» **WRITTEN REQUEST**
Retype all the entries word for word, but omit the pictures.

» **MATERIAL FOR THIS TASK**

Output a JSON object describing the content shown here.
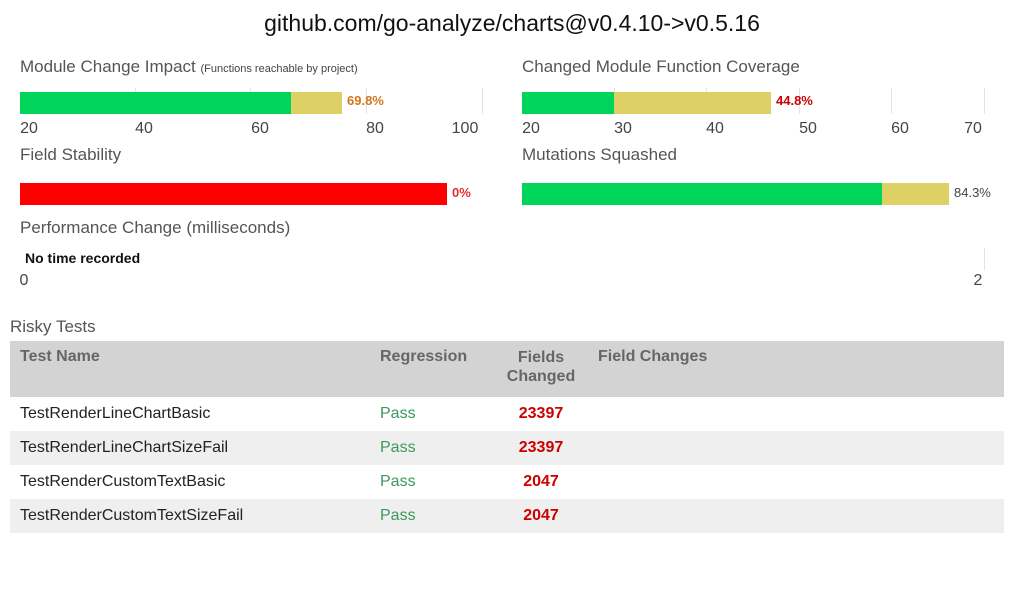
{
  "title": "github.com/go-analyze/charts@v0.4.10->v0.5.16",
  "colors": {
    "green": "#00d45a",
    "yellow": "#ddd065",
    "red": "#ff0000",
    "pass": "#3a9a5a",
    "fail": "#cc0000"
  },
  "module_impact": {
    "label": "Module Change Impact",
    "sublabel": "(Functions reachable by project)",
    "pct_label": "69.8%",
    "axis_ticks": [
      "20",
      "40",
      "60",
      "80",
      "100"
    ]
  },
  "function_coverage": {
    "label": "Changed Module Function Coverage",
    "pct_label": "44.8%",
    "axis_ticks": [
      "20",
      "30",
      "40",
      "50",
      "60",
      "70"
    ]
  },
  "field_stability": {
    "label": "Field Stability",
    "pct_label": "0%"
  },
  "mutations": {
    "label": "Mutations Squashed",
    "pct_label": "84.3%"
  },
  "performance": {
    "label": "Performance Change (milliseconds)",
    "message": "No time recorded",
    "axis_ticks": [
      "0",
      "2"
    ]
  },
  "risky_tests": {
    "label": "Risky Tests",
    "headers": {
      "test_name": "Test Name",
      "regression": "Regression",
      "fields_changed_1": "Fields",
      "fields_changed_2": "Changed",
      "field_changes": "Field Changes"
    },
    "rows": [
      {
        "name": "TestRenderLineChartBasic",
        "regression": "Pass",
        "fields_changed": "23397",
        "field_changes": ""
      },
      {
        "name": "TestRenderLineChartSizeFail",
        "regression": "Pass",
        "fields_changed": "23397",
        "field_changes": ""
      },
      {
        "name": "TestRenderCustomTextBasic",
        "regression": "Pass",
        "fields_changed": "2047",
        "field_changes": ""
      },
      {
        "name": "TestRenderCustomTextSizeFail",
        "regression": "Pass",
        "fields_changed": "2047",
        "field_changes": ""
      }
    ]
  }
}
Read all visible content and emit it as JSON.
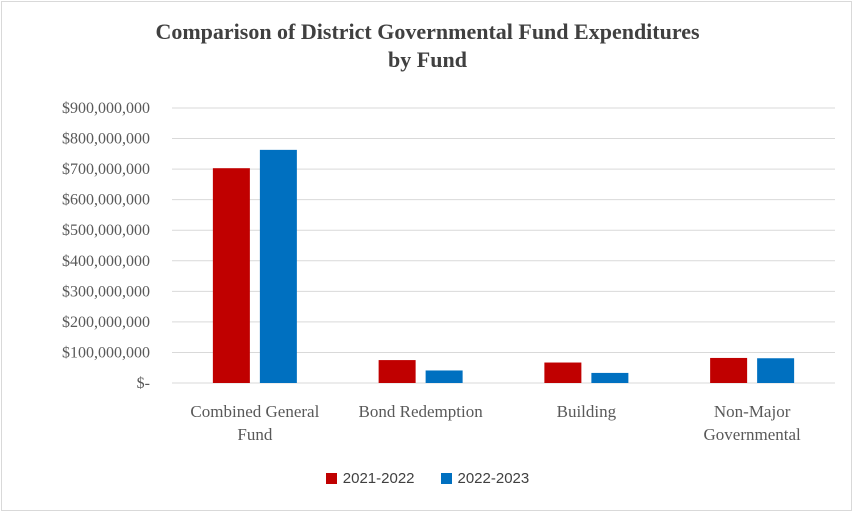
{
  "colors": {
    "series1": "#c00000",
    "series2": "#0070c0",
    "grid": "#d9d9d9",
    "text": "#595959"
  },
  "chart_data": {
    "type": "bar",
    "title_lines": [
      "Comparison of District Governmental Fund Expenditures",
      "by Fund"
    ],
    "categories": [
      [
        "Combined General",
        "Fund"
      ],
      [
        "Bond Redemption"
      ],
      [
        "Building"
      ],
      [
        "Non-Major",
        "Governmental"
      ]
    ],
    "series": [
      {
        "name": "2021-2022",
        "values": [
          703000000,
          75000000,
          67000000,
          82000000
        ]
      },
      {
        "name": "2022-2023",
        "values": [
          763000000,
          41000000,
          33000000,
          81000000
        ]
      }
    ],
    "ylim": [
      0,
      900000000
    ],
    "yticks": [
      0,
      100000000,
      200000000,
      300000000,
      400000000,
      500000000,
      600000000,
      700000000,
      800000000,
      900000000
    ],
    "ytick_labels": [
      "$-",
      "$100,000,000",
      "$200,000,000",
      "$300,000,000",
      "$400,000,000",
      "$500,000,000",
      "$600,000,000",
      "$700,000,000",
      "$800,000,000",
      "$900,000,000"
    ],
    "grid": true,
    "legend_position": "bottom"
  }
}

» **EXERCISE RESULT**
Output a JSON object describing the content shown here.
{
  "title": "github.com/go-analyze/charts@v0.4.10->v0.5.16",
  "colors": {
    "green": "#00d45a",
    "yellow": "#ddd065",
    "red": "#ff0000",
    "pass": "#3a9a5a",
    "fail": "#cc0000"
  },
  "module_impact": {
    "label": "Module Change Impact",
    "sublabel": "(Functions reachable by project)",
    "pct_label": "69.8%",
    "axis_ticks": [
      "20",
      "40",
      "60",
      "80",
      "100"
    ]
  },
  "function_coverage": {
    "label": "Changed Module Function Coverage",
    "pct_label": "44.8%",
    "axis_ticks": [
      "20",
      "30",
      "40",
      "50",
      "60",
      "70"
    ]
  },
  "field_stability": {
    "label": "Field Stability",
    "pct_label": "0%"
  },
  "mutations": {
    "label": "Mutations Squashed",
    "pct_label": "84.3%"
  },
  "performance": {
    "label": "Performance Change (milliseconds)",
    "message": "No time recorded",
    "axis_ticks": [
      "0",
      "2"
    ]
  },
  "risky_tests": {
    "label": "Risky Tests",
    "headers": {
      "test_name": "Test Name",
      "regression": "Regression",
      "fields_changed_1": "Fields",
      "fields_changed_2": "Changed",
      "field_changes": "Field Changes"
    },
    "rows": [
      {
        "name": "TestRenderLineChartBasic",
        "regression": "Pass",
        "fields_changed": "23397",
        "field_changes": ""
      },
      {
        "name": "TestRenderLineChartSizeFail",
        "regression": "Pass",
        "fields_changed": "23397",
        "field_changes": ""
      },
      {
        "name": "TestRenderCustomTextBasic",
        "regression": "Pass",
        "fields_changed": "2047",
        "field_changes": ""
      },
      {
        "name": "TestRenderCustomTextSizeFail",
        "regression": "Pass",
        "fields_changed": "2047",
        "field_changes": ""
      }
    ]
  }
}
Read all visible content and emit it as JSON.
{
  "colors": {
    "series1": "#c00000",
    "series2": "#0070c0",
    "grid": "#d9d9d9",
    "text": "#595959"
  },
  "chart_data": {
    "type": "bar",
    "title_lines": [
      "Comparison of District Governmental Fund Expenditures",
      "by Fund"
    ],
    "categories": [
      [
        "Combined General",
        "Fund"
      ],
      [
        "Bond Redemption"
      ],
      [
        "Building"
      ],
      [
        "Non-Major",
        "Governmental"
      ]
    ],
    "series": [
      {
        "name": "2021-2022",
        "values": [
          703000000,
          75000000,
          67000000,
          82000000
        ]
      },
      {
        "name": "2022-2023",
        "values": [
          763000000,
          41000000,
          33000000,
          81000000
        ]
      }
    ],
    "ylim": [
      0,
      900000000
    ],
    "yticks": [
      0,
      100000000,
      200000000,
      300000000,
      400000000,
      500000000,
      600000000,
      700000000,
      800000000,
      900000000
    ],
    "ytick_labels": [
      "$-",
      "$100,000,000",
      "$200,000,000",
      "$300,000,000",
      "$400,000,000",
      "$500,000,000",
      "$600,000,000",
      "$700,000,000",
      "$800,000,000",
      "$900,000,000"
    ],
    "grid": true,
    "legend_position": "bottom"
  }
}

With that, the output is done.